_STORED RECORDS_:
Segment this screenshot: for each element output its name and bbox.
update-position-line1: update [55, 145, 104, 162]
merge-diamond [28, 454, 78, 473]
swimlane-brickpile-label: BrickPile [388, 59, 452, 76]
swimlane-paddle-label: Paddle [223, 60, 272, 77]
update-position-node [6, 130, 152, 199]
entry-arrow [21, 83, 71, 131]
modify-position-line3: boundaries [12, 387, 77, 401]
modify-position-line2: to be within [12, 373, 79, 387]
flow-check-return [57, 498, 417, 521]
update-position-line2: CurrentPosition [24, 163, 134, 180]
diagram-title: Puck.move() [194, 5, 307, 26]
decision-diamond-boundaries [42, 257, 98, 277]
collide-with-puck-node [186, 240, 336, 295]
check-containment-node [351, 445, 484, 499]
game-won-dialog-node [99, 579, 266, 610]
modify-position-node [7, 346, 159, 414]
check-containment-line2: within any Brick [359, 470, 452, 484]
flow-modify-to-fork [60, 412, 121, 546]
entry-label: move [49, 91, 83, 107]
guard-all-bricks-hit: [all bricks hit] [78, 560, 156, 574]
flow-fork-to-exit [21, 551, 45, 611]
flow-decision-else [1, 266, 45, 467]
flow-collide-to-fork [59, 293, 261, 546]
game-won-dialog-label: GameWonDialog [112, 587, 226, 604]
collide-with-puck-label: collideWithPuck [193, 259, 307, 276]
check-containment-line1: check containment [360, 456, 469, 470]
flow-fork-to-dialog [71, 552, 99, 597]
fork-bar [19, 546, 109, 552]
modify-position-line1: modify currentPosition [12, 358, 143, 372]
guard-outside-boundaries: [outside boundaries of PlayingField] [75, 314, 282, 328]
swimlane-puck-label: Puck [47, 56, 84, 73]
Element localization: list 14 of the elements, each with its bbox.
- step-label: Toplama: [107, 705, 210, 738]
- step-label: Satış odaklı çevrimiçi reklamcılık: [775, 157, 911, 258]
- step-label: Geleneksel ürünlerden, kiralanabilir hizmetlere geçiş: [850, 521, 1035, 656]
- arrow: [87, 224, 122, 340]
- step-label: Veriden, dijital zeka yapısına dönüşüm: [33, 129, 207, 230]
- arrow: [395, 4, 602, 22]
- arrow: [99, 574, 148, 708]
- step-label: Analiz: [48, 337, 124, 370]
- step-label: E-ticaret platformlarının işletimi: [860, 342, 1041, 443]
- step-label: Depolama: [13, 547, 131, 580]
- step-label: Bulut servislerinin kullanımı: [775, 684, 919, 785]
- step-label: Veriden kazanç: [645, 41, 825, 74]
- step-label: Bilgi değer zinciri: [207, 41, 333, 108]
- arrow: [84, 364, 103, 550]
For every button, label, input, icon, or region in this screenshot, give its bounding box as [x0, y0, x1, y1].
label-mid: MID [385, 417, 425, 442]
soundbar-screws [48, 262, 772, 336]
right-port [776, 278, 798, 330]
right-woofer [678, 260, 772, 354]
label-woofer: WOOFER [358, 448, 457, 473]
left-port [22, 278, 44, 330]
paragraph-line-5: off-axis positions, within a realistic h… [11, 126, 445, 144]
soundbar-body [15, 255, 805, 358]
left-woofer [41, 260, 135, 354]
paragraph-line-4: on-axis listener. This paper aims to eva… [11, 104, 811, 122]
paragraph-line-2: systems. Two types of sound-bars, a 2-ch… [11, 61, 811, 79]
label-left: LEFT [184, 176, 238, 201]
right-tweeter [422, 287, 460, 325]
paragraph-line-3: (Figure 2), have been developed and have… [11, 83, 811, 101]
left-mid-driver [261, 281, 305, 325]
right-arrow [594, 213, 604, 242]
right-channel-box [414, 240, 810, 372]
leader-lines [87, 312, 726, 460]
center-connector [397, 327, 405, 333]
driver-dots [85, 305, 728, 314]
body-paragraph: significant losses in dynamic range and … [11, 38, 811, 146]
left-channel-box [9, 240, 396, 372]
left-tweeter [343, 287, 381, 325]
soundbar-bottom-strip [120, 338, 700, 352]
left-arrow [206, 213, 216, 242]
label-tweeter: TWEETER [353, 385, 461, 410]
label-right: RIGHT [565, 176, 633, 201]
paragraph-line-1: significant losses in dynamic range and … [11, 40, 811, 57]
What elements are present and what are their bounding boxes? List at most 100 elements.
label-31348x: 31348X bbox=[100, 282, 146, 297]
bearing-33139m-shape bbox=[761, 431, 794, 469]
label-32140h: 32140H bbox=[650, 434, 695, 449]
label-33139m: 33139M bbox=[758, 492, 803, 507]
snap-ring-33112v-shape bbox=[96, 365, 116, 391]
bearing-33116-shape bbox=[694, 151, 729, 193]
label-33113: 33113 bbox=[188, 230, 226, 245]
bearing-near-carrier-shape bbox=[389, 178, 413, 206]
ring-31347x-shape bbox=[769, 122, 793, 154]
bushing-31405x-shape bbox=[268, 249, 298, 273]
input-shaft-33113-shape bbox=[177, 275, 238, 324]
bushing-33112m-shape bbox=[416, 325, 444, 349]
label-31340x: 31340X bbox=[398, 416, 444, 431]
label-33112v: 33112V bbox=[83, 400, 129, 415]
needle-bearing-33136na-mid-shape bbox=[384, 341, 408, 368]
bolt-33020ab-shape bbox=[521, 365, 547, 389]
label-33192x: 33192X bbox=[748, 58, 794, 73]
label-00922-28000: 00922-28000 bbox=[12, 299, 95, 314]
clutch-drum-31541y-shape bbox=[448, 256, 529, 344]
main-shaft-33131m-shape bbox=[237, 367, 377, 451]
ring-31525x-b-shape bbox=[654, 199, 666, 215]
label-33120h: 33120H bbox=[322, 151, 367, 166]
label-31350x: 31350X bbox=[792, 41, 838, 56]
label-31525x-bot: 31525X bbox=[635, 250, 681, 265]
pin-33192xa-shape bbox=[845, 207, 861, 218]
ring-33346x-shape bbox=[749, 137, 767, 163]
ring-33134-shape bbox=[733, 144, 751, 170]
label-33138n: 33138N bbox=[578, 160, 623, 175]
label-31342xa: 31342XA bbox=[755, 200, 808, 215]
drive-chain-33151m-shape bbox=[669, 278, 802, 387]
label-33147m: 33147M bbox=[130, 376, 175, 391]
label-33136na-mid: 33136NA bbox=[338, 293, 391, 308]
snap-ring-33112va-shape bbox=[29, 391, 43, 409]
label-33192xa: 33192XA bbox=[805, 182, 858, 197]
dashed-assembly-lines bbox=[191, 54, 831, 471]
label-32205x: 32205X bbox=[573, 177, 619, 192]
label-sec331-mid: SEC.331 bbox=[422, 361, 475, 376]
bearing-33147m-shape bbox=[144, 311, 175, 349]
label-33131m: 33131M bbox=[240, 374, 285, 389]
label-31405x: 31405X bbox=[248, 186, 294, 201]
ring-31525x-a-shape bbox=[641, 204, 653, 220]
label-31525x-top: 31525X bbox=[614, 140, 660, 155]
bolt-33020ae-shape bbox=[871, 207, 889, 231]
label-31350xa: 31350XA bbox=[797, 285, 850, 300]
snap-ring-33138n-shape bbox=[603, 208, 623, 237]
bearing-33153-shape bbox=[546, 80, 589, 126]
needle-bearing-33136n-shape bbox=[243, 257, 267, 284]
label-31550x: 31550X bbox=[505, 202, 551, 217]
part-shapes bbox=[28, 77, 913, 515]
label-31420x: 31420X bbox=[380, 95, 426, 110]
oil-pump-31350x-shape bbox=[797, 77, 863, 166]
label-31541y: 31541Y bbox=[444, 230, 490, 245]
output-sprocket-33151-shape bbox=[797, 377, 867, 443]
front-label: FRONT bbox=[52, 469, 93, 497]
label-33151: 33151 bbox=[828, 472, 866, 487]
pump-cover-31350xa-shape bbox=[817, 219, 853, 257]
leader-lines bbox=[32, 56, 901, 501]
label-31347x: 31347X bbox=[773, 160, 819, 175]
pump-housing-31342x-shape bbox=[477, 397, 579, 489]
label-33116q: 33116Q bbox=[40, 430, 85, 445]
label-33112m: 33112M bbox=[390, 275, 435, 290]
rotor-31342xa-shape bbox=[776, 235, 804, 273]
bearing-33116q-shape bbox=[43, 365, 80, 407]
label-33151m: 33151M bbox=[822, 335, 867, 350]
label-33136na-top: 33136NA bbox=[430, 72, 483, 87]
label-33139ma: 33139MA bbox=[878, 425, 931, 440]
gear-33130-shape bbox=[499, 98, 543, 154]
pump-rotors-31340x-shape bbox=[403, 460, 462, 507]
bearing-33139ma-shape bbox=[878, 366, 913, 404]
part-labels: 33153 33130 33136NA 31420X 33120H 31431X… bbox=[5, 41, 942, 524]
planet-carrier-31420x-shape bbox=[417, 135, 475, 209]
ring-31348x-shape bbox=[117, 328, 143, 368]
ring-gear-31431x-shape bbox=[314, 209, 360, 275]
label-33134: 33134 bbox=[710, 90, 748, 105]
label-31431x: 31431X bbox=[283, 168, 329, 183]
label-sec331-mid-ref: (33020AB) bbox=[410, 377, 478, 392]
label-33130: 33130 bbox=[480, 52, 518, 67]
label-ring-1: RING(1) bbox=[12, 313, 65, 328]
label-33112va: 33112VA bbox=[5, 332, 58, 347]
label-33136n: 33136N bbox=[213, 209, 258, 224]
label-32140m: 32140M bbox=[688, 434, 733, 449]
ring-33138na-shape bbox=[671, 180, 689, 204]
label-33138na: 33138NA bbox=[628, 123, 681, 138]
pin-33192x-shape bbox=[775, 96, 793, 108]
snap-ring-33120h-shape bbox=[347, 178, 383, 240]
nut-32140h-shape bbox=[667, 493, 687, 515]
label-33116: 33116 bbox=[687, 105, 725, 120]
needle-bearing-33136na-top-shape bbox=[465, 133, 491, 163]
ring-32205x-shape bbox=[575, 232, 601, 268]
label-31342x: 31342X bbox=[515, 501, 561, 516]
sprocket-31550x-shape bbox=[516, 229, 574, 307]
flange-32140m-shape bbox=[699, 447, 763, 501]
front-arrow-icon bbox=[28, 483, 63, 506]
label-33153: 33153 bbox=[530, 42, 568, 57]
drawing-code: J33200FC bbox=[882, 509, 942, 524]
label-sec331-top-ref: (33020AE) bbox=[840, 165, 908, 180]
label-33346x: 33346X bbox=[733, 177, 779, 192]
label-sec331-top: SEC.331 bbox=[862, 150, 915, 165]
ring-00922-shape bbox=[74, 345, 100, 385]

_AIM_: Pull out the lines from the very start of the material through the line that contains "- arrow: [87, 224, 122, 340]", including that line, and reproduce each one word for word.

_SOLUTION TO THIS TASK_:
Segment this screenshot: for each element output its name and bbox.
update-position-line1: update [55, 145, 104, 162]
merge-diamond [28, 454, 78, 473]
swimlane-brickpile-label: BrickPile [388, 59, 452, 76]
swimlane-paddle-label: Paddle [223, 60, 272, 77]
update-position-node [6, 130, 152, 199]
entry-arrow [21, 83, 71, 131]
modify-position-line3: boundaries [12, 387, 77, 401]
modify-position-line2: to be within [12, 373, 79, 387]
flow-check-return [57, 498, 417, 521]
update-position-line2: CurrentPosition [24, 163, 134, 180]
diagram-title: Puck.move() [194, 5, 307, 26]
decision-diamond-boundaries [42, 257, 98, 277]
collide-with-puck-node [186, 240, 336, 295]
check-containment-node [351, 445, 484, 499]
game-won-dialog-node [99, 579, 266, 610]
modify-position-node [7, 346, 159, 414]
check-containment-line2: within any Brick [359, 470, 452, 484]
flow-modify-to-fork [60, 412, 121, 546]
entry-label: move [49, 91, 83, 107]
guard-all-bricks-hit: [all bricks hit] [78, 560, 156, 574]
flow-fork-to-exit [21, 551, 45, 611]
flow-decision-else [1, 266, 45, 467]
flow-collide-to-fork [59, 293, 261, 546]
game-won-dialog-label: GameWonDialog [112, 587, 226, 604]
collide-with-puck-label: collideWithPuck [193, 259, 307, 276]
check-containment-line1: check containment [360, 456, 469, 470]
flow-fork-to-dialog [71, 552, 99, 597]
fork-bar [19, 546, 109, 552]
modify-position-line1: modify currentPosition [12, 358, 143, 372]
guard-outside-boundaries: [outside boundaries of PlayingField] [75, 314, 282, 328]
swimlane-puck-label: Puck [47, 56, 84, 73]
Element localization: list 14 of the elements, each with its bbox.
- step-label: Toplama: [107, 705, 210, 738]
- step-label: Satış odaklı çevrimiçi reklamcılık: [775, 157, 911, 258]
- step-label: Geleneksel ürünlerden, kiralanabilir hizmetlere geçiş: [850, 521, 1035, 656]
- arrow: [87, 224, 122, 340]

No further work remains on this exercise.